* **Given data**:
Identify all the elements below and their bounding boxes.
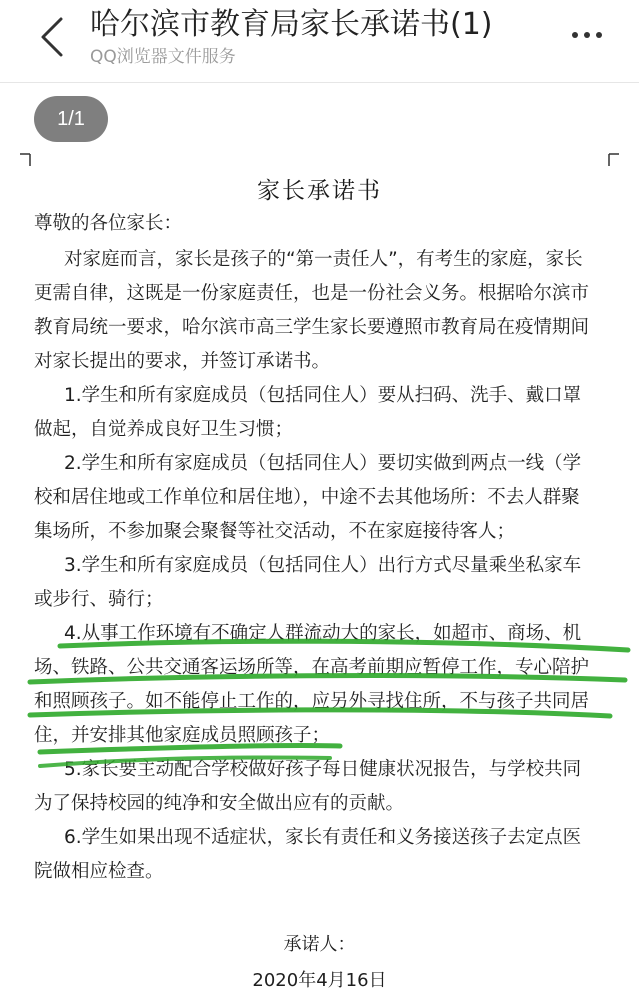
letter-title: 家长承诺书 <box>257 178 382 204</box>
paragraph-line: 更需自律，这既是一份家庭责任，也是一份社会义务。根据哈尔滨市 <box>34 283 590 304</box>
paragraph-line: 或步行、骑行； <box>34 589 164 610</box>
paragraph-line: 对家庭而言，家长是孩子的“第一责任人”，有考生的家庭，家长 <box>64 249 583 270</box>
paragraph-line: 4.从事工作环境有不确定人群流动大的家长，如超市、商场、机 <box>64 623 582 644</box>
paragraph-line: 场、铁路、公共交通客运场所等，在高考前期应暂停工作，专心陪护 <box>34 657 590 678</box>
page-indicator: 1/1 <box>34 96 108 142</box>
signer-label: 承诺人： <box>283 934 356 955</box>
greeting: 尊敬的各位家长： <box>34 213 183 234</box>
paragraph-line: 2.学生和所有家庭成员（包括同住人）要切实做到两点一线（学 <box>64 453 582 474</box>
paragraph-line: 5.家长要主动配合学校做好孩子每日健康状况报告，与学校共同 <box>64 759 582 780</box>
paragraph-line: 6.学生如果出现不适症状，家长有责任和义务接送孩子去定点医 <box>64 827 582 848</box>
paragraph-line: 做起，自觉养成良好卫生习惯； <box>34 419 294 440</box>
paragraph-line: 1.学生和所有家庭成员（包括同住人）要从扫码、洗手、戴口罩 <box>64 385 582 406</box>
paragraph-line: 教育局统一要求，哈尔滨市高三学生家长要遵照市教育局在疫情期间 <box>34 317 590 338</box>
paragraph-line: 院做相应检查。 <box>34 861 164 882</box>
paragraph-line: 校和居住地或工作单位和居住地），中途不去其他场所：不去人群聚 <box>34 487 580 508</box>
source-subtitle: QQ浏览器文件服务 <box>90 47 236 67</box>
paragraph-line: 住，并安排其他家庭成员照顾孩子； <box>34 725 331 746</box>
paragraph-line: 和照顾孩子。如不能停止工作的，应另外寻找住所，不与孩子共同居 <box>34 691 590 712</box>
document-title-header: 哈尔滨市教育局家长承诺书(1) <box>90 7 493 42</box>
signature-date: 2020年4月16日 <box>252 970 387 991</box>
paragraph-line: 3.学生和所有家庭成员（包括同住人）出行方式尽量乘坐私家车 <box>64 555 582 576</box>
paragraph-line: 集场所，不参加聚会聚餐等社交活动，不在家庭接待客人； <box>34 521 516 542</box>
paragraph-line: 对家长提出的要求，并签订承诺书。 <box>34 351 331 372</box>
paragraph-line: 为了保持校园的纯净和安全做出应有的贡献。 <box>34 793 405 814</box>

---

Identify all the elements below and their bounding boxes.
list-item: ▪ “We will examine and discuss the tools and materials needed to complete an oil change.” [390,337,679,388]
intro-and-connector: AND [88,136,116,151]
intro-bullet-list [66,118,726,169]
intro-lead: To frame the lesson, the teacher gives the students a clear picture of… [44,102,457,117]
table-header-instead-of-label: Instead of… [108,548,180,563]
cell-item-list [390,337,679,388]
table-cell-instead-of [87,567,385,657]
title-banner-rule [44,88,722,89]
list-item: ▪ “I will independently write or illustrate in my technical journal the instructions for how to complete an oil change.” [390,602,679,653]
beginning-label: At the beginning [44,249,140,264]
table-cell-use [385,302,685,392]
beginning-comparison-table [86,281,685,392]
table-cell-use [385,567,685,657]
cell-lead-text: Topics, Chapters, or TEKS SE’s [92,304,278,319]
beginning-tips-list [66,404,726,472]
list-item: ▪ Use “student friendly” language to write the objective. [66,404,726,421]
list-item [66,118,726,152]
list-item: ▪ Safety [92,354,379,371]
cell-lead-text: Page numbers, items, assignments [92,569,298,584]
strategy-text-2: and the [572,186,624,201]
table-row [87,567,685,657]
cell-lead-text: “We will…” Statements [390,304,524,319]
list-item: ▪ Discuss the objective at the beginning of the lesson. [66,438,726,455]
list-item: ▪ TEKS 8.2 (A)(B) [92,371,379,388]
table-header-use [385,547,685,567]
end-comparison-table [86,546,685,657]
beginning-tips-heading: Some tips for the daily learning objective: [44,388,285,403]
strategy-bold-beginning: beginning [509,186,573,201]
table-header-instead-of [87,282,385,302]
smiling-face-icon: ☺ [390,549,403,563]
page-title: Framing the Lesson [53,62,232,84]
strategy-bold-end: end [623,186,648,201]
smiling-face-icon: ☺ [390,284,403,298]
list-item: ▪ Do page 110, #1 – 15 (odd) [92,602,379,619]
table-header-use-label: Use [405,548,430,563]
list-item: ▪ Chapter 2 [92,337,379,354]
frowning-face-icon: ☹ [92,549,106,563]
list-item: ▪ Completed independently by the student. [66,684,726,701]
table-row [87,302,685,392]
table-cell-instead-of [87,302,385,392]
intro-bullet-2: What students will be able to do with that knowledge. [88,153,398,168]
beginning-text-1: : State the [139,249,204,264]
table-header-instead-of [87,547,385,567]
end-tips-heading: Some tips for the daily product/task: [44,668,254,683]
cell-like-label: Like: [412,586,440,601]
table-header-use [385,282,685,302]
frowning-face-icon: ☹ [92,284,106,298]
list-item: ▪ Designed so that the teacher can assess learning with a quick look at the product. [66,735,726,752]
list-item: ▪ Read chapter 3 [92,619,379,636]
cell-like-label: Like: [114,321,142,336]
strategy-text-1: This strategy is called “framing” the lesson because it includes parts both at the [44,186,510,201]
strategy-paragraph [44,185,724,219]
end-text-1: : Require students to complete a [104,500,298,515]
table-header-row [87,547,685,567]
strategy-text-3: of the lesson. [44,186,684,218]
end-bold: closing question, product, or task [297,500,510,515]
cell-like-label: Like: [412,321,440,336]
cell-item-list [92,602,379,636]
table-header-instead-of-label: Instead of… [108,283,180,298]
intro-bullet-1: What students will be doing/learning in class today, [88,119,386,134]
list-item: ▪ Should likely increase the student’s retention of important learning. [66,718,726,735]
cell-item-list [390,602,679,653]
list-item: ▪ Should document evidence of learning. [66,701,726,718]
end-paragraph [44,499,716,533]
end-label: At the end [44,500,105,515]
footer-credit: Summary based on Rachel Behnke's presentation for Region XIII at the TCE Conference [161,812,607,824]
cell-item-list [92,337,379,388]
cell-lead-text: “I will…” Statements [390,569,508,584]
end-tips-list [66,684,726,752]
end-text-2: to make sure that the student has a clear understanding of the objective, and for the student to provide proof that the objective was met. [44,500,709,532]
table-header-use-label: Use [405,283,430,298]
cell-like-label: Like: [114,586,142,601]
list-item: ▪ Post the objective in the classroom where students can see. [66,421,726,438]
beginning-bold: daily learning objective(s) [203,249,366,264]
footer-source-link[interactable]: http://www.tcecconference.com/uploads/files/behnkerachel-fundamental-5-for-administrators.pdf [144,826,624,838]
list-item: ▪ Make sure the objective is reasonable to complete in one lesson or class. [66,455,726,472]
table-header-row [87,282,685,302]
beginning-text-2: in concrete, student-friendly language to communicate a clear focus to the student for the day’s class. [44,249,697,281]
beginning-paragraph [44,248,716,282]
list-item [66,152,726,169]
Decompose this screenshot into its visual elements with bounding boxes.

* **Work instructions**: Select every line in the entries above that contains the word "包括同住人", treating uppercase and lowercase as distinct.

* **Solution to the exercise**:
paragraph-line: 2.学生和所有家庭成员（包括同住人）要切实做到两点一线（学 <box>64 453 582 474</box>
paragraph-line: 1.学生和所有家庭成员（包括同住人）要从扫码、洗手、戴口罩 <box>64 385 582 406</box>
paragraph-line: 3.学生和所有家庭成员（包括同住人）出行方式尽量乘坐私家车 <box>64 555 582 576</box>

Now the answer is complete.